◆ What to produce ◆
Answer with one number only: the number of lines that contain "субъектов".

◆ Information shown ◆
◆ ◆ ◆ ◆ ◆

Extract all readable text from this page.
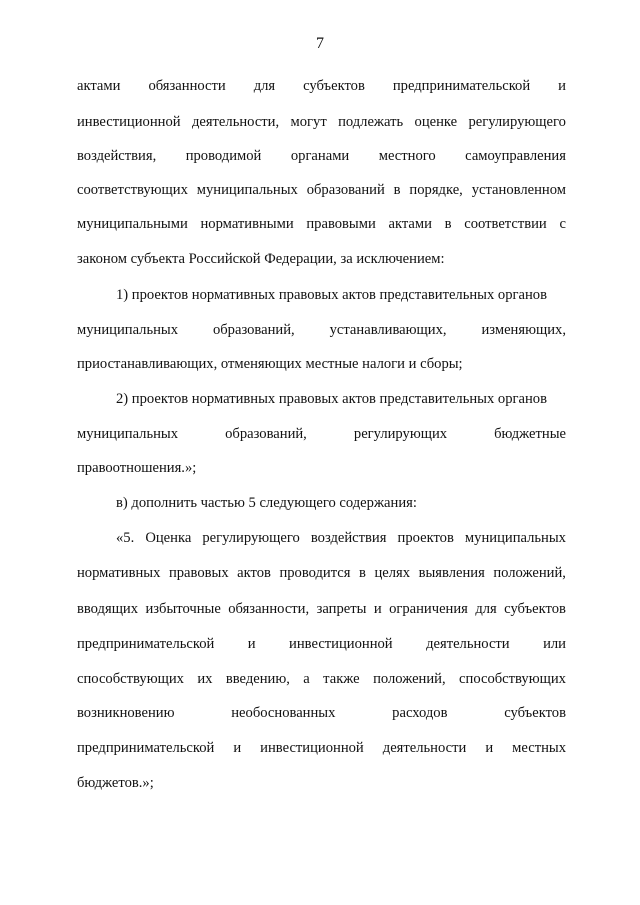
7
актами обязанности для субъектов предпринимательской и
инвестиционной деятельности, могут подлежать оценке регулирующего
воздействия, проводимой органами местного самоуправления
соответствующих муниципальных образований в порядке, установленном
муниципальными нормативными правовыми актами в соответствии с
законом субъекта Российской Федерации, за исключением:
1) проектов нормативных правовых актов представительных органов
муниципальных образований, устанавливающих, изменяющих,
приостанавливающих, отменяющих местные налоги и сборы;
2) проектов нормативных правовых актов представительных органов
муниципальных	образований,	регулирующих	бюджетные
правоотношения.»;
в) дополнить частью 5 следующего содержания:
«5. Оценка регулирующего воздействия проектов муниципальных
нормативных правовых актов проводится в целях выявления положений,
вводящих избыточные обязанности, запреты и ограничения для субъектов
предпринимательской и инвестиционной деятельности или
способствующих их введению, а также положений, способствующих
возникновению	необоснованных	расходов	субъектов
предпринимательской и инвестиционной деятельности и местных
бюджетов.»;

◆ ◆ ◆ ◆ ◆

◆ Answer to this task ◆
3